Dataset rows:
[Begin]

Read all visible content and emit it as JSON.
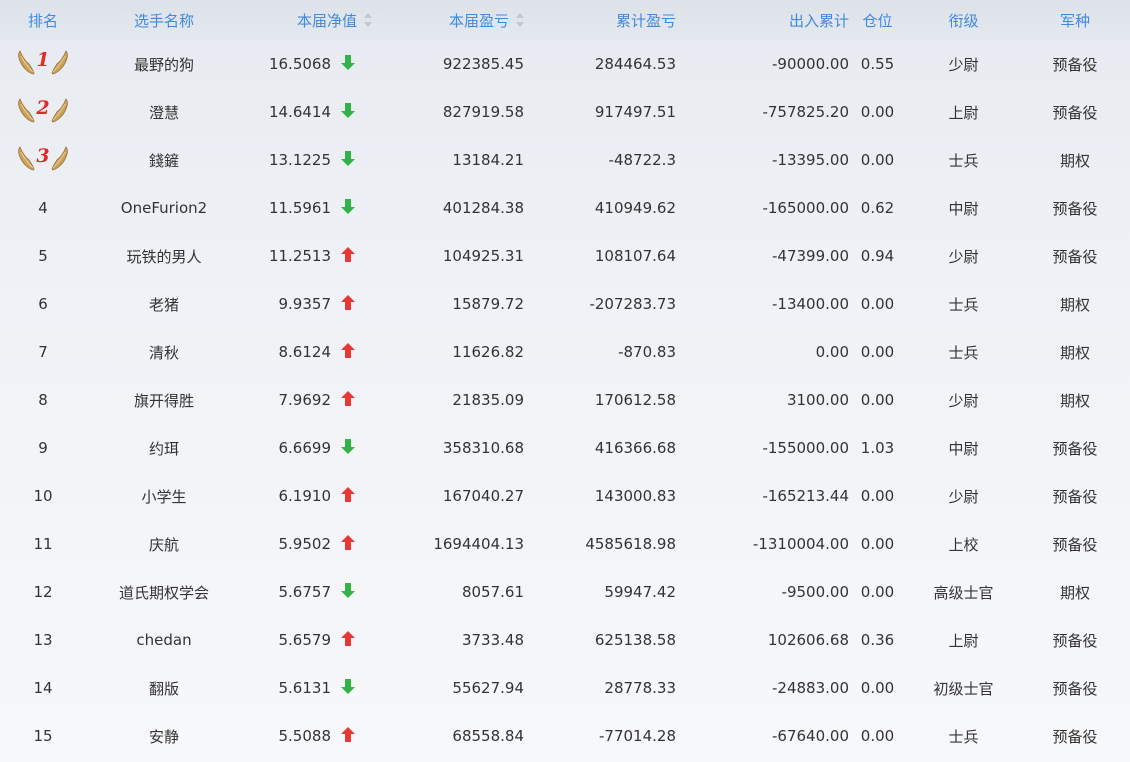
{
  "headers": {
    "rank": "排名",
    "name": "选手名称",
    "nav": "本届净值",
    "pl": "本届盈亏",
    "cum": "累计盈亏",
    "flow": "出入累计",
    "position": "仓位",
    "title": "衔级",
    "arm": "军种"
  },
  "colors": {
    "header_text": "#3f8ae0",
    "up": "#e53935",
    "down": "#34b24a",
    "medal_num": "#e02a2a"
  },
  "rows": [
    {
      "rank": "1",
      "name": "最野的狗",
      "nav": "16.5068",
      "trend": "down",
      "pl": "922385.45",
      "cum": "284464.53",
      "flow": "-90000.00",
      "position": "0.55",
      "title": "少尉",
      "arm": "预备役"
    },
    {
      "rank": "2",
      "name": "澄慧",
      "nav": "14.6414",
      "trend": "down",
      "pl": "827919.58",
      "cum": "917497.51",
      "flow": "-757825.20",
      "position": "0.00",
      "title": "上尉",
      "arm": "预备役"
    },
    {
      "rank": "3",
      "name": "錢鏟",
      "nav": "13.1225",
      "trend": "down",
      "pl": "13184.21",
      "cum": "-48722.3",
      "flow": "-13395.00",
      "position": "0.00",
      "title": "士兵",
      "arm": "期权"
    },
    {
      "rank": "4",
      "name": "OneFurion2",
      "nav": "11.5961",
      "trend": "down",
      "pl": "401284.38",
      "cum": "410949.62",
      "flow": "-165000.00",
      "position": "0.62",
      "title": "中尉",
      "arm": "预备役"
    },
    {
      "rank": "5",
      "name": "玩铁的男人",
      "nav": "11.2513",
      "trend": "up",
      "pl": "104925.31",
      "cum": "108107.64",
      "flow": "-47399.00",
      "position": "0.94",
      "title": "少尉",
      "arm": "预备役"
    },
    {
      "rank": "6",
      "name": "老猪",
      "nav": "9.9357",
      "trend": "up",
      "pl": "15879.72",
      "cum": "-207283.73",
      "flow": "-13400.00",
      "position": "0.00",
      "title": "士兵",
      "arm": "期权"
    },
    {
      "rank": "7",
      "name": "清秋",
      "nav": "8.6124",
      "trend": "up",
      "pl": "11626.82",
      "cum": "-870.83",
      "flow": "0.00",
      "position": "0.00",
      "title": "士兵",
      "arm": "期权"
    },
    {
      "rank": "8",
      "name": "旗开得胜",
      "nav": "7.9692",
      "trend": "up",
      "pl": "21835.09",
      "cum": "170612.58",
      "flow": "3100.00",
      "position": "0.00",
      "title": "少尉",
      "arm": "期权"
    },
    {
      "rank": "9",
      "name": "约珥",
      "nav": "6.6699",
      "trend": "down",
      "pl": "358310.68",
      "cum": "416366.68",
      "flow": "-155000.00",
      "position": "1.03",
      "title": "中尉",
      "arm": "预备役"
    },
    {
      "rank": "10",
      "name": "小学生",
      "nav": "6.1910",
      "trend": "up",
      "pl": "167040.27",
      "cum": "143000.83",
      "flow": "-165213.44",
      "position": "0.00",
      "title": "少尉",
      "arm": "预备役"
    },
    {
      "rank": "11",
      "name": "庆航",
      "nav": "5.9502",
      "trend": "up",
      "pl": "1694404.13",
      "cum": "4585618.98",
      "flow": "-1310004.00",
      "position": "0.00",
      "title": "上校",
      "arm": "预备役"
    },
    {
      "rank": "12",
      "name": "道氏期权学会",
      "nav": "5.6757",
      "trend": "down",
      "pl": "8057.61",
      "cum": "59947.42",
      "flow": "-9500.00",
      "position": "0.00",
      "title": "高级士官",
      "arm": "期权"
    },
    {
      "rank": "13",
      "name": "chedan",
      "nav": "5.6579",
      "trend": "up",
      "pl": "3733.48",
      "cum": "625138.58",
      "flow": "102606.68",
      "position": "0.36",
      "title": "上尉",
      "arm": "预备役"
    },
    {
      "rank": "14",
      "name": "翻版",
      "nav": "5.6131",
      "trend": "down",
      "pl": "55627.94",
      "cum": "28778.33",
      "flow": "-24883.00",
      "position": "0.00",
      "title": "初级士官",
      "arm": "预备役"
    },
    {
      "rank": "15",
      "name": "安静",
      "nav": "5.5088",
      "trend": "up",
      "pl": "68558.84",
      "cum": "-77014.28",
      "flow": "-67640.00",
      "position": "0.00",
      "title": "士兵",
      "arm": "预备役"
    }
  ]
}
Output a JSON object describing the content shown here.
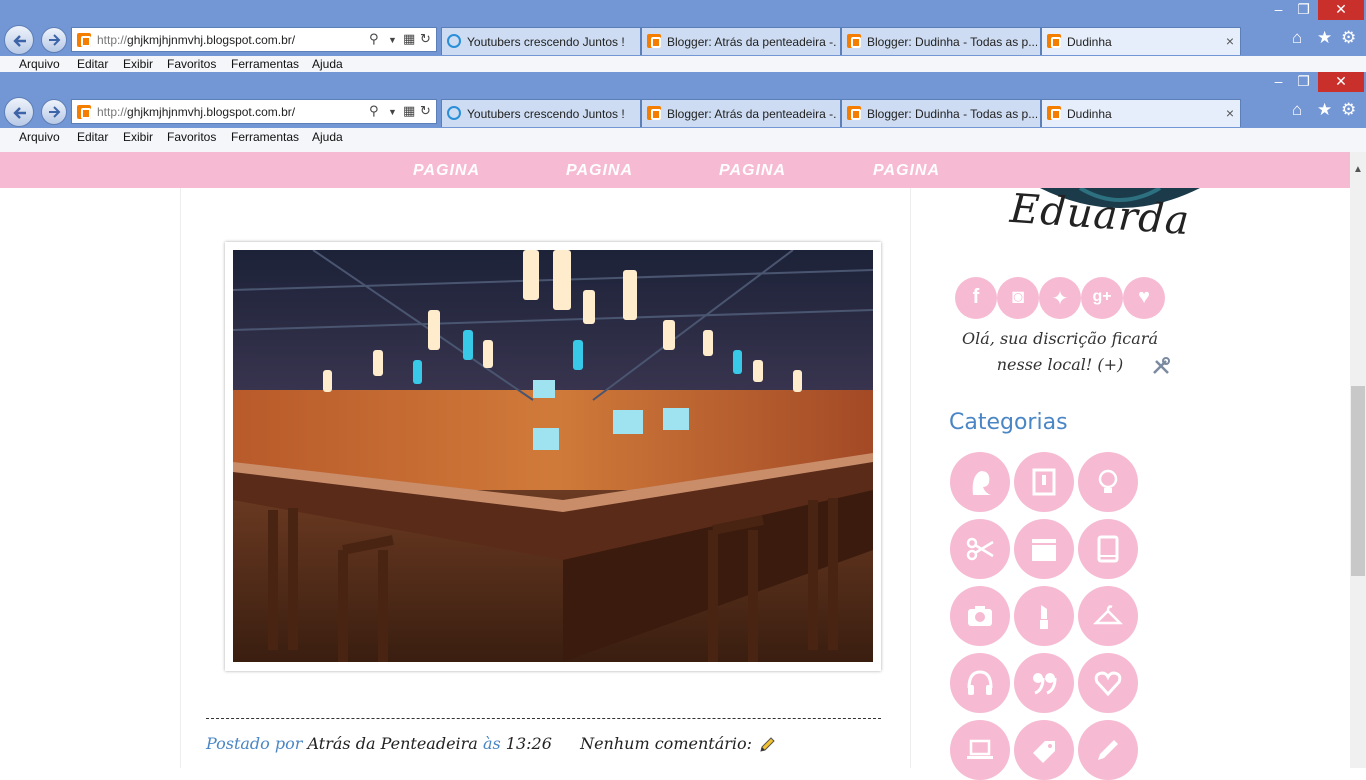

[End]

What needs to be done:
In the lines above, find each one with "content" and list it.

Correct response:
Read all visible content and emit it as JSON.
Output a JSON object describing the content shown here.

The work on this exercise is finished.